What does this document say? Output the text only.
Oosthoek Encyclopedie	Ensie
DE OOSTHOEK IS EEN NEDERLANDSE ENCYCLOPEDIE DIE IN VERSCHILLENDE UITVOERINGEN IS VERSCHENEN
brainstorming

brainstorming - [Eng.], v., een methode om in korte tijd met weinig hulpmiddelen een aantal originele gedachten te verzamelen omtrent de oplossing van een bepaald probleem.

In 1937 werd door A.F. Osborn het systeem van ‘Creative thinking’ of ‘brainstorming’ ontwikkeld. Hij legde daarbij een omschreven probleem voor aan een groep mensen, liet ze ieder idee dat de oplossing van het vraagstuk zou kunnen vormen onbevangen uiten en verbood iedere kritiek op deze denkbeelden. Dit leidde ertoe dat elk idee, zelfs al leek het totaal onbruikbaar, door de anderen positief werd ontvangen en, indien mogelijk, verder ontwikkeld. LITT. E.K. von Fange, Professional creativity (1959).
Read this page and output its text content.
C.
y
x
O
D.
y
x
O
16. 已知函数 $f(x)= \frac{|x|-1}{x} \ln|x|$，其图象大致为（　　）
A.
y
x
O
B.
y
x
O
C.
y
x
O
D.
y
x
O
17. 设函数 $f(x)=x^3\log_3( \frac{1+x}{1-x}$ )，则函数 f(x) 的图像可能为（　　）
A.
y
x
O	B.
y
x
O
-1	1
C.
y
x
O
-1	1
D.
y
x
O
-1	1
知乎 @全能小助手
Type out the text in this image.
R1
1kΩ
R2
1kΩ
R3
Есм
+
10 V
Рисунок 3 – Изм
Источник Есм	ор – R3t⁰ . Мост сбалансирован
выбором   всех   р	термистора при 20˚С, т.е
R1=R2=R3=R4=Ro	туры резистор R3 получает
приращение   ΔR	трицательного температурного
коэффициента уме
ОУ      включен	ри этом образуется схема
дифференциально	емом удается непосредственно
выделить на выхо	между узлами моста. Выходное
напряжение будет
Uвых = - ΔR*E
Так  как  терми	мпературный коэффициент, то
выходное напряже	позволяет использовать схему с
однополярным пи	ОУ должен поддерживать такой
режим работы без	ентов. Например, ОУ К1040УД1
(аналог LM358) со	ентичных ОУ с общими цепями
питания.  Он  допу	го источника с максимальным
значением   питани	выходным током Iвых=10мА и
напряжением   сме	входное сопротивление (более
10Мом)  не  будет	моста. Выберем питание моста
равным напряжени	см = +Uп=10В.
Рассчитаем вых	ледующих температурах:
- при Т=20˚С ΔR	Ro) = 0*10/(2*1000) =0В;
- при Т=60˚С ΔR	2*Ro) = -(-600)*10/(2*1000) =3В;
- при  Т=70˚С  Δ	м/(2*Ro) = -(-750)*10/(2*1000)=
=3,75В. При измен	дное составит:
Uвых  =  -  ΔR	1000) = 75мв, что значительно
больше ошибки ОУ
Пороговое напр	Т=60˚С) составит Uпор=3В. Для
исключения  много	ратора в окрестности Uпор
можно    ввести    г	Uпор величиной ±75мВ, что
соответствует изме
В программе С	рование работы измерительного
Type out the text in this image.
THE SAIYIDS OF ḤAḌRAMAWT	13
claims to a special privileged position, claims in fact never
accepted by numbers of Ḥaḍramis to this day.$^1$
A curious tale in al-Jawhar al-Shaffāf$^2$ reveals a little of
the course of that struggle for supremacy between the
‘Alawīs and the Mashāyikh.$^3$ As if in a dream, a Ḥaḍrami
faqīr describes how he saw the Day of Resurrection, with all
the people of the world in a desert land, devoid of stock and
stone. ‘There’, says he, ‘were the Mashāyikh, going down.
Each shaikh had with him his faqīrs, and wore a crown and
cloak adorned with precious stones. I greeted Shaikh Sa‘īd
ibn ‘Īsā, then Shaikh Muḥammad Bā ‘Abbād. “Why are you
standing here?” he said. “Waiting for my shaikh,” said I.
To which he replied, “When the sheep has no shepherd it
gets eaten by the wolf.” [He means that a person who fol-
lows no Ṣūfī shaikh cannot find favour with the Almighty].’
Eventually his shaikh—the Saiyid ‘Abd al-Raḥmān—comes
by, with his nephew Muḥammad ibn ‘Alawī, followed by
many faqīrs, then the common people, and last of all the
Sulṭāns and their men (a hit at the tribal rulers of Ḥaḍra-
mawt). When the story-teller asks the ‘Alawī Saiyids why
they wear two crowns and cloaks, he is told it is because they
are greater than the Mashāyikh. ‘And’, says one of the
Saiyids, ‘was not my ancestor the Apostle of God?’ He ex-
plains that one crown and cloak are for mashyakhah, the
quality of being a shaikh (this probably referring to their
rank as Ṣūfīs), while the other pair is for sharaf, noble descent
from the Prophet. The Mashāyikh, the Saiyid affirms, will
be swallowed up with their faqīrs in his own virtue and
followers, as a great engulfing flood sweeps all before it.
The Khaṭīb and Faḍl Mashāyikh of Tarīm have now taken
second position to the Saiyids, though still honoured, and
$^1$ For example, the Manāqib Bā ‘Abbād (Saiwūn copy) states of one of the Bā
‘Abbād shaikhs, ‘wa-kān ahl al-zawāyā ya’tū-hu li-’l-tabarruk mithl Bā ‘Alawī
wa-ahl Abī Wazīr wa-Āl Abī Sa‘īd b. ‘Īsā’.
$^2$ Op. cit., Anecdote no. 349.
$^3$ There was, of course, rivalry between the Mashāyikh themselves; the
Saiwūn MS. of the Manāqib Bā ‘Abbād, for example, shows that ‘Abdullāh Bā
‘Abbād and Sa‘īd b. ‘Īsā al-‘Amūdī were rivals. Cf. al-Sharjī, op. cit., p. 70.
==*==
### Task:
Write the complete data out, exactly as above.

### Solution:
What does this document say? Output the text only.
Oosthoek Encyclopedie	Ensie
DE OOSTHOEK IS EEN NEDERLANDSE ENCYCLOPEDIE DIE IN VERSCHILLENDE UITVOERINGEN IS VERSCHENEN
brainstorming

brainstorming - [Eng.], v., een methode om in korte tijd met weinig hulpmiddelen een aantal originele gedachten te verzamelen omtrent de oplossing van een bepaald probleem.

In 1937 werd door A.F. Osborn het systeem van ‘Creative thinking’ of ‘brainstorming’ ontwikkeld. Hij legde daarbij een omschreven probleem voor aan een groep mensen, liet ze ieder idee dat de oplossing van het vraagstuk zou kunnen vormen onbevangen uiten en verbood iedere kritiek op deze denkbeelden. Dit leidde ertoe dat elk idee, zelfs al leek het totaal onbruikbaar, door de anderen positief werd ontvangen en, indien mogelijk, verder ontwikkeld. LITT. E.K. von Fange, Professional creativity (1959).
Read this page and output its text content.
C.
y
x
O
D.
y
x
O
16. 已知函数 $f(x)= \frac{|x|-1}{x} \ln|x|$，其图象大致为（　　）
A.
y
x
O
B.
y
x
O
C.
y
x
O
D.
y
x
O
17. 设函数 $f(x)=x^3\log_3( \frac{1+x}{1-x}$ )，则函数 f(x) 的图像可能为（　　）
A.
y
x
O	B.
y
x
O
-1	1
C.
y
x
O
-1	1
D.
y
x
O
-1	1
知乎 @全能小助手
Type out the text in this image.
R1
1kΩ
R2
1kΩ
R3
Есм
+
10 V
Рисунок 3 – Изм
Источник Есм	ор – R3t⁰ . Мост сбалансирован
выбором   всех   р	термистора при 20˚С, т.е
R1=R2=R3=R4=Ro	туры резистор R3 получает
приращение   ΔR	трицательного температурного
коэффициента уме
ОУ      включен	ри этом образуется схема
дифференциально	емом удается непосредственно
выделить на выхо	между узлами моста. Выходное
напряжение будет
Uвых = - ΔR*E
Так  как  терми	мпературный коэффициент, то
выходное напряже	позволяет использовать схему с
однополярным пи	ОУ должен поддерживать такой
режим работы без	ентов. Например, ОУ К1040УД1
(аналог LM358) со	ентичных ОУ с общими цепями
питания.  Он  допу	го источника с максимальным
значением   питани	выходным током Iвых=10мА и
напряжением   сме	входное сопротивление (более
10Мом)  не  будет	моста. Выберем питание моста
равным напряжени	см = +Uп=10В.
Рассчитаем вых	ледующих температурах:
- при Т=20˚С ΔR	Ro) = 0*10/(2*1000) =0В;
- при Т=60˚С ΔR	2*Ro) = -(-600)*10/(2*1000) =3В;
- при  Т=70˚С  Δ	м/(2*Ro) = -(-750)*10/(2*1000)=
=3,75В. При измен	дное составит:
Uвых  =  -  ΔR	1000) = 75мв, что значительно
больше ошибки ОУ
Пороговое напр	Т=60˚С) составит Uпор=3В. Для
исключения  много	ратора в окрестности Uпор
можно    ввести    г	Uпор величиной ±75мВ, что
соответствует изме
В программе С	рование работы измерительного
Type out the text in this image.
THE SAIYIDS OF ḤAḌRAMAWT	13
claims to a special privileged position, claims in fact never
accepted by numbers of Ḥaḍramis to this day.$^1$
A curious tale in al-Jawhar al-Shaffāf$^2$ reveals a little of
the course of that struggle for supremacy between the
‘Alawīs and the Mashāyikh.$^3$ As if in a dream, a Ḥaḍrami
faqīr describes how he saw the Day of Resurrection, with all
the people of the world in a desert land, devoid of stock and
stone. ‘There’, says he, ‘were the Mashāyikh, going down.
Each shaikh had with him his faqīrs, and wore a crown and
cloak adorned with precious stones. I greeted Shaikh Sa‘īd
ibn ‘Īsā, then Shaikh Muḥammad Bā ‘Abbād. “Why are you
standing here?” he said. “Waiting for my shaikh,” said I.
To which he replied, “When the sheep has no shepherd it
gets eaten by the wolf.” [He means that a person who fol-
lows no Ṣūfī shaikh cannot find favour with the Almighty].’
Eventually his shaikh—the Saiyid ‘Abd al-Raḥmān—comes
by, with his nephew Muḥammad ibn ‘Alawī, followed by
many faqīrs, then the common people, and last of all the
Sulṭāns and their men (a hit at the tribal rulers of Ḥaḍra-
mawt). When the story-teller asks the ‘Alawī Saiyids why
they wear two crowns and cloaks, he is told it is because they
are greater than the Mashāyikh. ‘And’, says one of the
Saiyids, ‘was not my ancestor the Apostle of God?’ He ex-
plains that one crown and cloak are for mashyakhah, the
quality of being a shaikh (this probably referring to their
rank as Ṣūfīs), while the other pair is for sharaf, noble descent
from the Prophet. The Mashāyikh, the Saiyid affirms, will
be swallowed up with their faqīrs in his own virtue and
followers, as a great engulfing flood sweeps all before it.
The Khaṭīb and Faḍl Mashāyikh of Tarīm have now taken
second position to the Saiyids, though still honoured, and
$^1$ For example, the Manāqib Bā ‘Abbād (Saiwūn copy) states of one of the Bā
‘Abbād shaikhs, ‘wa-kān ahl al-zawāyā ya’tū-hu li-’l-tabarruk mithl Bā ‘Alawī
wa-ahl Abī Wazīr wa-Āl Abī Sa‘īd b. ‘Īsā’.
$^2$ Op. cit., Anecdote no. 349.
$^3$ There was, of course, rivalry between the Mashāyikh themselves; the
Saiwūn MS. of the Manāqib Bā ‘Abbād, for example, shows that ‘Abdullāh Bā
‘Abbād and Sa‘īd b. ‘Īsā al-‘Amūdī were rivals. Cf. al-Sharjī, op. cit., p. 70.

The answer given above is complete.